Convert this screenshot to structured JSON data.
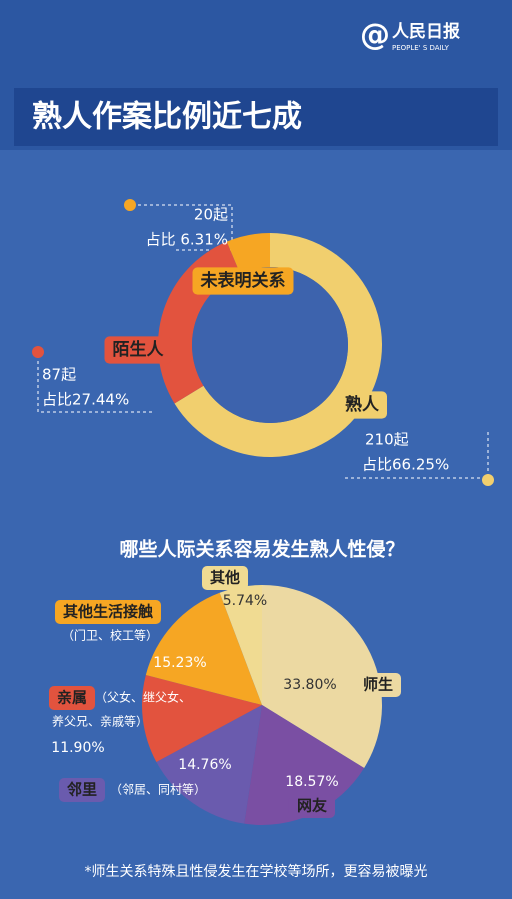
{
  "header": {
    "logo_symbol": "@",
    "logo_name": "人民日报",
    "logo_en": "PEOPLE' S DAILY",
    "title": "熟人作案比例近七成"
  },
  "chart_data": [
    {
      "type": "donut",
      "categories": [
        "熟人",
        "陌生人",
        "未表明关系"
      ],
      "values": [
        210,
        87,
        20
      ],
      "value_labels": [
        "210起",
        "87起",
        "20起"
      ],
      "shares": [
        66.25,
        27.44,
        6.31
      ],
      "share_labels": [
        "占比66.25%",
        "占比27.44%",
        "占比 6.31%"
      ],
      "colors": [
        "#f1cf6e",
        "#e2533e",
        "#f6a623"
      ],
      "hole_color": "#3d63ad"
    },
    {
      "type": "pie",
      "title": "哪些人际关系容易发生熟人性侵？",
      "categories": [
        "师生",
        "网友",
        "邻里",
        "亲属",
        "其他生活接触",
        "其他"
      ],
      "category_notes": [
        null,
        null,
        [
          "（邻居、同村等）"
        ],
        [
          "（父女、继父女、",
          "养父兄、亲戚等）"
        ],
        [
          "（门卫、校工等）"
        ],
        null
      ],
      "values": [
        33.8,
        18.57,
        14.76,
        11.9,
        15.23,
        5.74
      ],
      "value_labels": [
        "33.80%",
        "18.57%",
        "14.76%",
        "11.90%",
        "15.23%",
        "5.74%"
      ],
      "colors": [
        "#ecd9a2",
        "#7a4fa3",
        "#6a5bae",
        "#e2533e",
        "#f6a623",
        "#f0db92"
      ]
    }
  ],
  "footnote": "*师生关系特殊且性侵发生在学校等场所，更容易被曝光"
}
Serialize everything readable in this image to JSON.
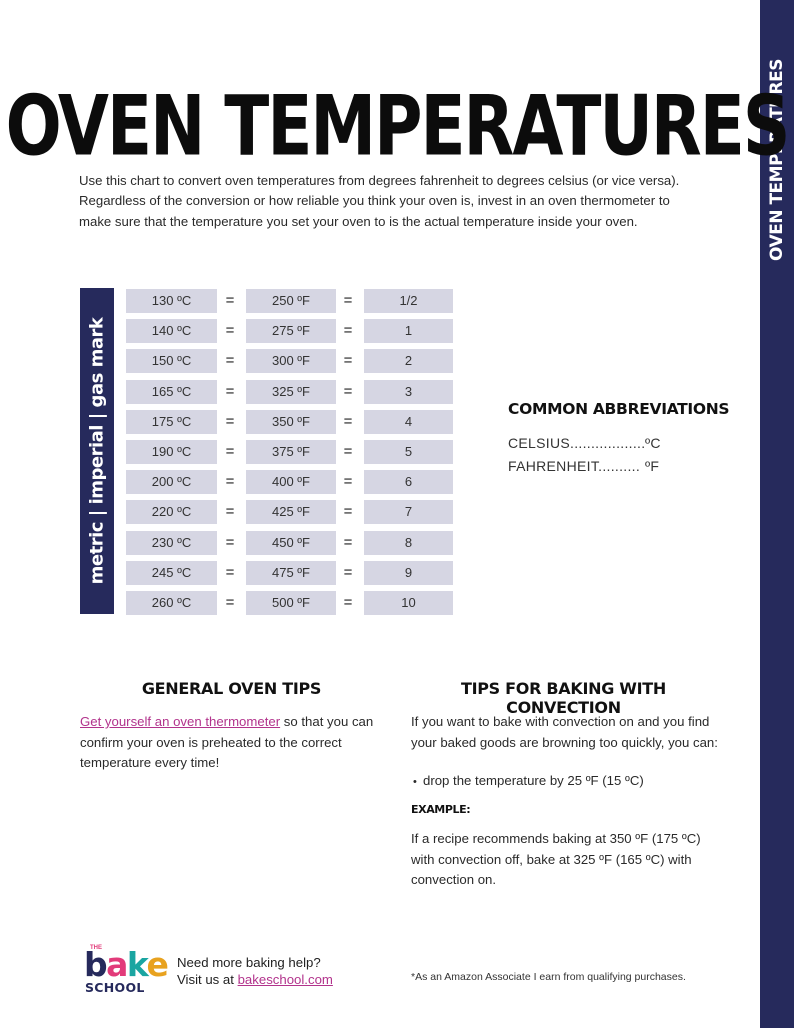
-------
# WHAT IS EXPECTED
Output all of the entries verbatim, leaving out any images.

# EXERCISE SOLUTION
Convert this screenshot to structured JSON data.
{
  "header": {
    "logo_symbol": "@",
    "logo_name": "人民日报",
    "logo_en": "PEOPLE' S DAILY",
    "title": "熟人作案比例近七成"
  },
  "chart_data": [
    {
      "type": "donut",
      "categories": [
        "熟人",
        "陌生人",
        "未表明关系"
      ],
      "values": [
        210,
        87,
        20
      ],
      "value_labels": [
        "210起",
        "87起",
        "20起"
      ],
      "shares": [
        66.25,
        27.44,
        6.31
      ],
      "share_labels": [
        "占比66.25%",
        "占比27.44%",
        "占比 6.31%"
      ],
      "colors": [
        "#f1cf6e",
        "#e2533e",
        "#f6a623"
      ],
      "hole_color": "#3d63ad"
    },
    {
      "type": "pie",
      "title": "哪些人际关系容易发生熟人性侵？",
      "categories": [
        "师生",
        "网友",
        "邻里",
        "亲属",
        "其他生活接触",
        "其他"
      ],
      "category_notes": [
        null,
        null,
        [
          "（邻居、同村等）"
        ],
        [
          "（父女、继父女、",
          "养父兄、亲戚等）"
        ],
        [
          "（门卫、校工等）"
        ],
        null
      ],
      "values": [
        33.8,
        18.57,
        14.76,
        11.9,
        15.23,
        5.74
      ],
      "value_labels": [
        "33.80%",
        "18.57%",
        "14.76%",
        "11.90%",
        "15.23%",
        "5.74%"
      ],
      "colors": [
        "#ecd9a2",
        "#7a4fa3",
        "#6a5bae",
        "#e2533e",
        "#f6a623",
        "#f0db92"
      ]
    }
  ],
  "footnote": "*师生关系特殊且性侵发生在学校等场所，更容易被曝光"
}
Serialize everything readable in this image to JSON.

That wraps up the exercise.